*Aim of the exercise:* Type out the data exactly as given. Skip any image.

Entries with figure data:
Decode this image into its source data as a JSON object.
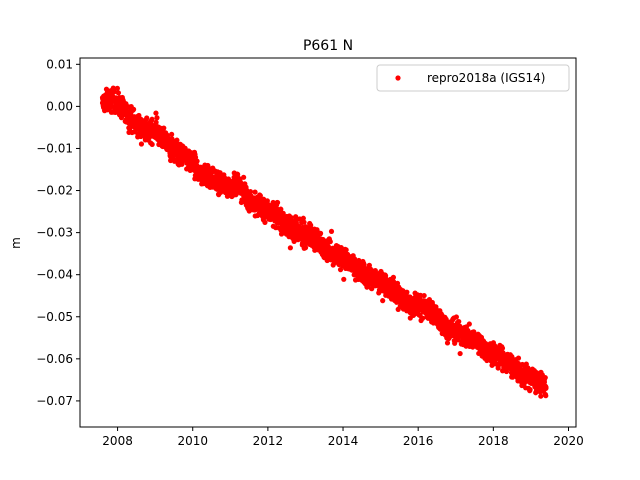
{
  "chart_data": {
    "type": "scatter",
    "title": "P661 N",
    "xlabel": "",
    "ylabel": "m",
    "xlim": [
      2007.0,
      2020.2
    ],
    "ylim": [
      -0.0762,
      0.0115
    ],
    "x_ticks": [
      2008,
      2010,
      2012,
      2014,
      2016,
      2018,
      2020
    ],
    "x_tick_labels": [
      "2008",
      "2010",
      "2012",
      "2014",
      "2016",
      "2018",
      "2020"
    ],
    "y_ticks": [
      0.01,
      0.0,
      -0.01,
      -0.02,
      -0.03,
      -0.04,
      -0.05,
      -0.06,
      -0.07
    ],
    "y_tick_labels": [
      "0.01",
      "0.00",
      "−0.01",
      "−0.02",
      "−0.03",
      "−0.04",
      "−0.05",
      "−0.06",
      "−0.07"
    ],
    "grid": false,
    "legend_position": "top-right",
    "series": [
      {
        "name": "repro2018a (IGS14)",
        "color": "#ff0000",
        "marker": "circle",
        "x": [
          2007.6,
          2007.8,
          2008.0,
          2008.2,
          2008.4,
          2008.6,
          2008.8,
          2009.0,
          2009.2,
          2009.4,
          2009.6,
          2009.8,
          2010.0,
          2010.2,
          2010.4,
          2010.6,
          2010.8,
          2011.0,
          2011.2,
          2011.4,
          2011.6,
          2011.8,
          2012.0,
          2012.2,
          2012.4,
          2012.6,
          2012.8,
          2013.0,
          2013.2,
          2013.4,
          2013.6,
          2013.8,
          2014.0,
          2014.2,
          2014.4,
          2014.6,
          2014.8,
          2015.0,
          2015.2,
          2015.4,
          2015.6,
          2015.8,
          2016.0,
          2016.2,
          2016.4,
          2016.6,
          2016.8,
          2017.0,
          2017.2,
          2017.4,
          2017.6,
          2017.8,
          2018.0,
          2018.2,
          2018.4,
          2018.6,
          2018.8,
          2019.0,
          2019.2,
          2019.4
        ],
        "y": [
          0.0008,
          0.0015,
          0.0012,
          -0.0015,
          -0.003,
          -0.005,
          -0.006,
          -0.0055,
          -0.0075,
          -0.01,
          -0.011,
          -0.012,
          -0.0135,
          -0.016,
          -0.0165,
          -0.018,
          -0.0185,
          -0.019,
          -0.0185,
          -0.021,
          -0.023,
          -0.024,
          -0.025,
          -0.0255,
          -0.0275,
          -0.029,
          -0.03,
          -0.0305,
          -0.031,
          -0.0325,
          -0.034,
          -0.035,
          -0.036,
          -0.0375,
          -0.039,
          -0.04,
          -0.041,
          -0.042,
          -0.0425,
          -0.044,
          -0.046,
          -0.047,
          -0.0475,
          -0.048,
          -0.049,
          -0.051,
          -0.053,
          -0.0535,
          -0.0545,
          -0.055,
          -0.056,
          -0.058,
          -0.059,
          -0.0595,
          -0.061,
          -0.063,
          -0.064,
          -0.0645,
          -0.0655,
          -0.067
        ]
      }
    ]
  }
}
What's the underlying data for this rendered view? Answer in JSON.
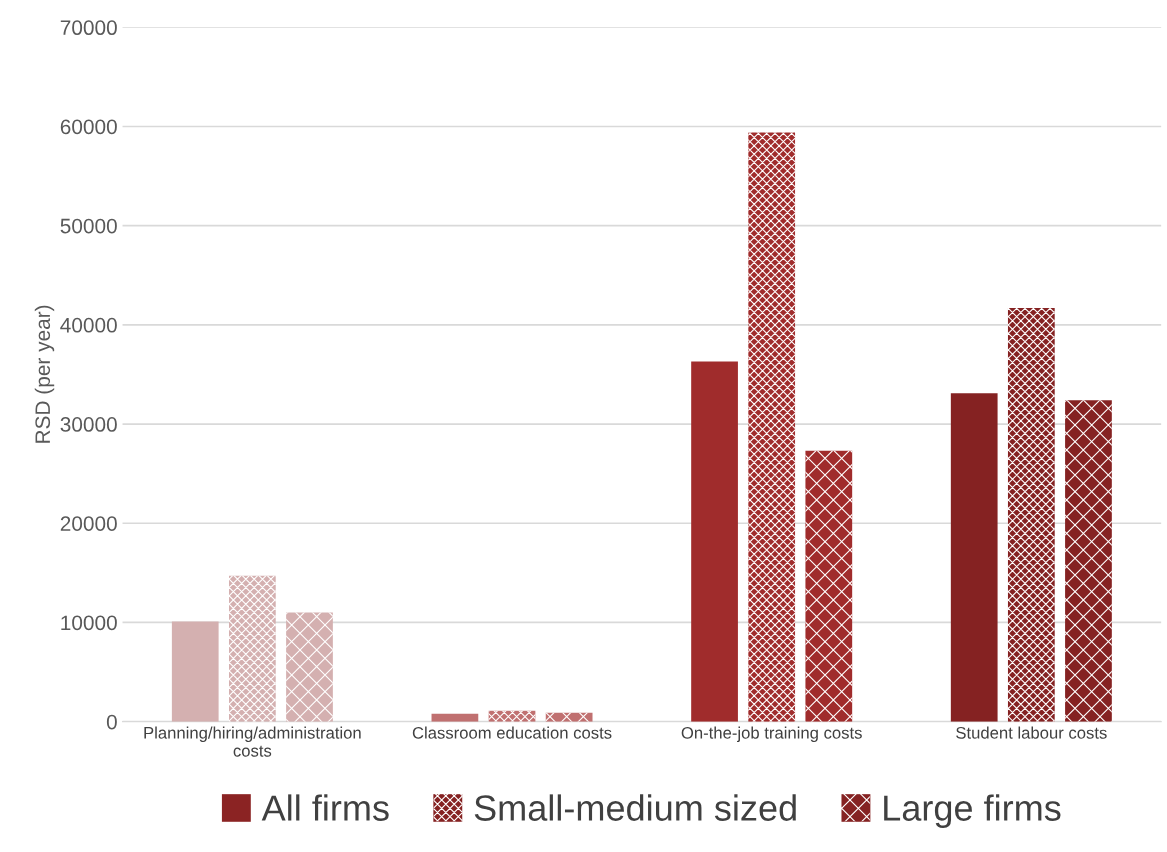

*Response below:*
Decode this image into its source data as a JSON object.
{
  "chart_data": {
    "type": "scatter",
    "title": "P661 N",
    "xlabel": "",
    "ylabel": "m",
    "xlim": [
      2007.0,
      2020.2
    ],
    "ylim": [
      -0.0762,
      0.0115
    ],
    "x_ticks": [
      2008,
      2010,
      2012,
      2014,
      2016,
      2018,
      2020
    ],
    "x_tick_labels": [
      "2008",
      "2010",
      "2012",
      "2014",
      "2016",
      "2018",
      "2020"
    ],
    "y_ticks": [
      0.01,
      0.0,
      -0.01,
      -0.02,
      -0.03,
      -0.04,
      -0.05,
      -0.06,
      -0.07
    ],
    "y_tick_labels": [
      "0.01",
      "0.00",
      "−0.01",
      "−0.02",
      "−0.03",
      "−0.04",
      "−0.05",
      "−0.06",
      "−0.07"
    ],
    "grid": false,
    "legend_position": "top-right",
    "series": [
      {
        "name": "repro2018a (IGS14)",
        "color": "#ff0000",
        "marker": "circle",
        "x": [
          2007.6,
          2007.8,
          2008.0,
          2008.2,
          2008.4,
          2008.6,
          2008.8,
          2009.0,
          2009.2,
          2009.4,
          2009.6,
          2009.8,
          2010.0,
          2010.2,
          2010.4,
          2010.6,
          2010.8,
          2011.0,
          2011.2,
          2011.4,
          2011.6,
          2011.8,
          2012.0,
          2012.2,
          2012.4,
          2012.6,
          2012.8,
          2013.0,
          2013.2,
          2013.4,
          2013.6,
          2013.8,
          2014.0,
          2014.2,
          2014.4,
          2014.6,
          2014.8,
          2015.0,
          2015.2,
          2015.4,
          2015.6,
          2015.8,
          2016.0,
          2016.2,
          2016.4,
          2016.6,
          2016.8,
          2017.0,
          2017.2,
          2017.4,
          2017.6,
          2017.8,
          2018.0,
          2018.2,
          2018.4,
          2018.6,
          2018.8,
          2019.0,
          2019.2,
          2019.4
        ],
        "y": [
          0.0008,
          0.0015,
          0.0012,
          -0.0015,
          -0.003,
          -0.005,
          -0.006,
          -0.0055,
          -0.0075,
          -0.01,
          -0.011,
          -0.012,
          -0.0135,
          -0.016,
          -0.0165,
          -0.018,
          -0.0185,
          -0.019,
          -0.0185,
          -0.021,
          -0.023,
          -0.024,
          -0.025,
          -0.0255,
          -0.0275,
          -0.029,
          -0.03,
          -0.0305,
          -0.031,
          -0.0325,
          -0.034,
          -0.035,
          -0.036,
          -0.0375,
          -0.039,
          -0.04,
          -0.041,
          -0.042,
          -0.0425,
          -0.044,
          -0.046,
          -0.047,
          -0.0475,
          -0.048,
          -0.049,
          -0.051,
          -0.053,
          -0.0535,
          -0.0545,
          -0.055,
          -0.056,
          -0.058,
          -0.059,
          -0.0595,
          -0.061,
          -0.063,
          -0.064,
          -0.0645,
          -0.0655,
          -0.067
        ]
      }
    ]
  }
}
What's the underlying data for this rendered view? Answer in JSON.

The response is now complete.